» Short problem
From the entries below, count every line that contains the word "energy". Please give the number and nothing else.

■ ■ ■ ■ ■ ■ ■

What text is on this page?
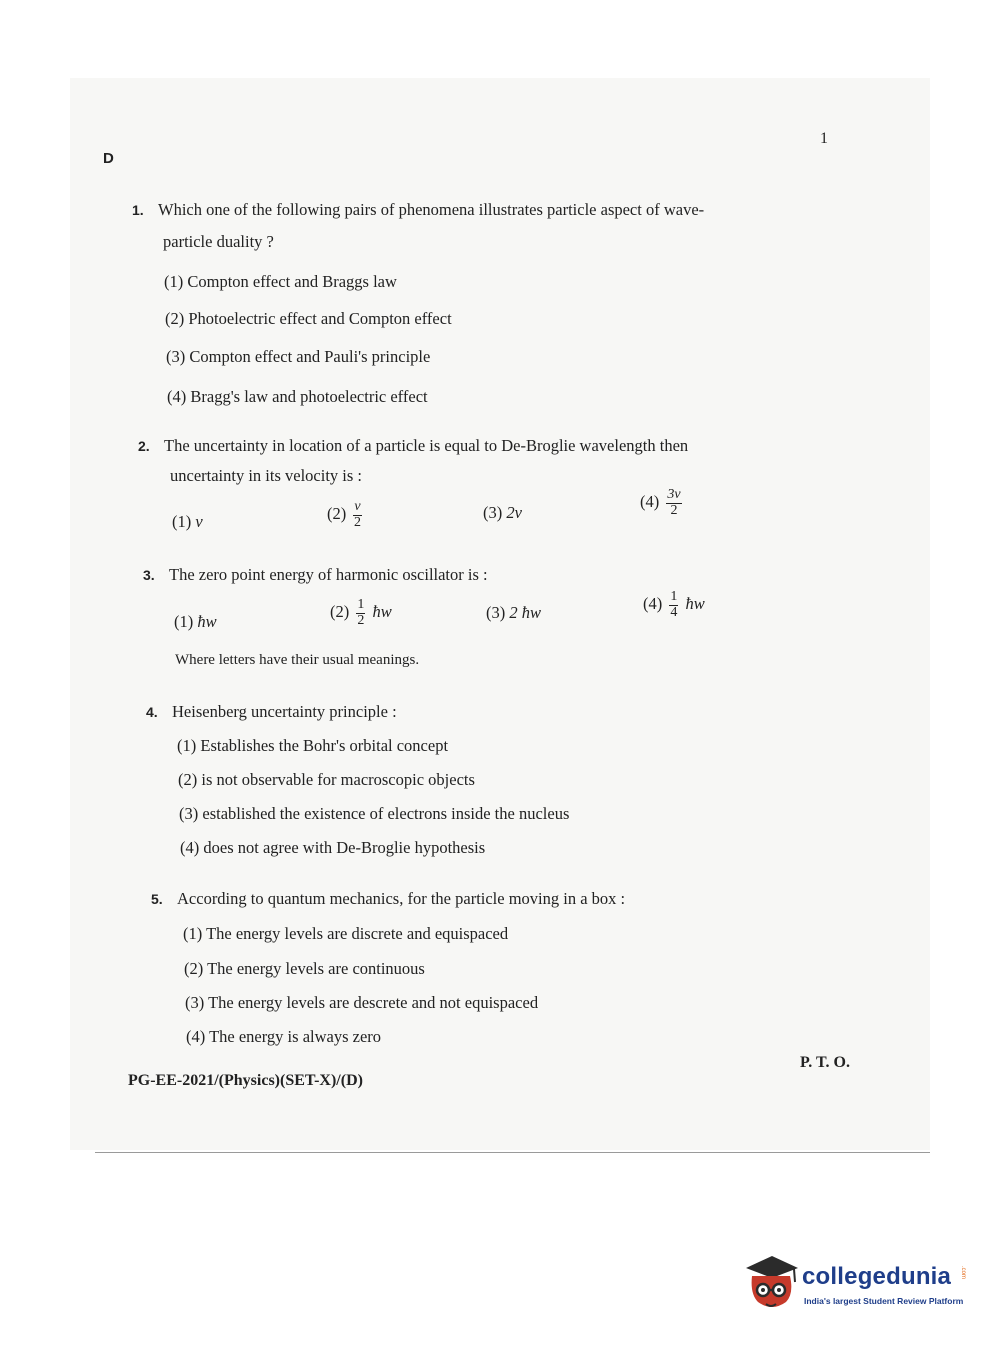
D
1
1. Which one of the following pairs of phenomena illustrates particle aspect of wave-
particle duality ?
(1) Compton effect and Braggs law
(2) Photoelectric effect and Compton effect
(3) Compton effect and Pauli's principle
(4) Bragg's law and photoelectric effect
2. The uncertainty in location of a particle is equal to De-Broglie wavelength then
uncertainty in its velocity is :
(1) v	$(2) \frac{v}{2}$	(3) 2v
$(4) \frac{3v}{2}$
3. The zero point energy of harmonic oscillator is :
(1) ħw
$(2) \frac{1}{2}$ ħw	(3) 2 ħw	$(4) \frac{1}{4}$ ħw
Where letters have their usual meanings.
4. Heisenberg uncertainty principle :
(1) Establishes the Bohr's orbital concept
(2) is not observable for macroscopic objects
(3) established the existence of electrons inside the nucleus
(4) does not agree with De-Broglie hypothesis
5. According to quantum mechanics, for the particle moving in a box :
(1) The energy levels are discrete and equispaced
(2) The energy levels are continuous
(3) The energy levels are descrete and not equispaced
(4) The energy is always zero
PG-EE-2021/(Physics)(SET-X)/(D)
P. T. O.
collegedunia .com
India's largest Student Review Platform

■ ■ ■ ■ ■ ■ ■

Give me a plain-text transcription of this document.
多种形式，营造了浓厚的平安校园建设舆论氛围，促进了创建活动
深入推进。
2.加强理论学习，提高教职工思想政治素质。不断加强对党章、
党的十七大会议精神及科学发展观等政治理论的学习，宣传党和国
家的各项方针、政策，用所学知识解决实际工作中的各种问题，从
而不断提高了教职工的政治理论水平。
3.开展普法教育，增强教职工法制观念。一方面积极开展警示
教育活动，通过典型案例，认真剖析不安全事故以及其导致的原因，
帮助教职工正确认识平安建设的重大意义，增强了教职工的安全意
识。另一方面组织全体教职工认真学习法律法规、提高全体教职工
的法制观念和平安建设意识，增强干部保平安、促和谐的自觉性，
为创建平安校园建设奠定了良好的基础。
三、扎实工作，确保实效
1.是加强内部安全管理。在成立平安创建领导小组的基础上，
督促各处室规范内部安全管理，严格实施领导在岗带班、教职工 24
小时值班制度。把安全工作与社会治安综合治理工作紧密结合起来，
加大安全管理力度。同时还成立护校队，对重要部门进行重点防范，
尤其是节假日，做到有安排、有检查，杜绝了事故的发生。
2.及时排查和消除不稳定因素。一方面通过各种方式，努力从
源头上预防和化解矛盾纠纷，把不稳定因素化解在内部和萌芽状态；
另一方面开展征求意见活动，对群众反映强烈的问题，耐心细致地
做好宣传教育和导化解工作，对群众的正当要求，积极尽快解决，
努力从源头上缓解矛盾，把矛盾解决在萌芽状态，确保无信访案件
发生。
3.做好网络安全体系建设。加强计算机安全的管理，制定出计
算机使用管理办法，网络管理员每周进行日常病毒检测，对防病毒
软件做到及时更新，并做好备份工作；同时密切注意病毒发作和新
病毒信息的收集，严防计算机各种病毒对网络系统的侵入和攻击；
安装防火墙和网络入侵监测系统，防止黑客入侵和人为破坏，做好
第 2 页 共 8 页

■ ■ ■ ■ ■ ■ ■

» The completed task
5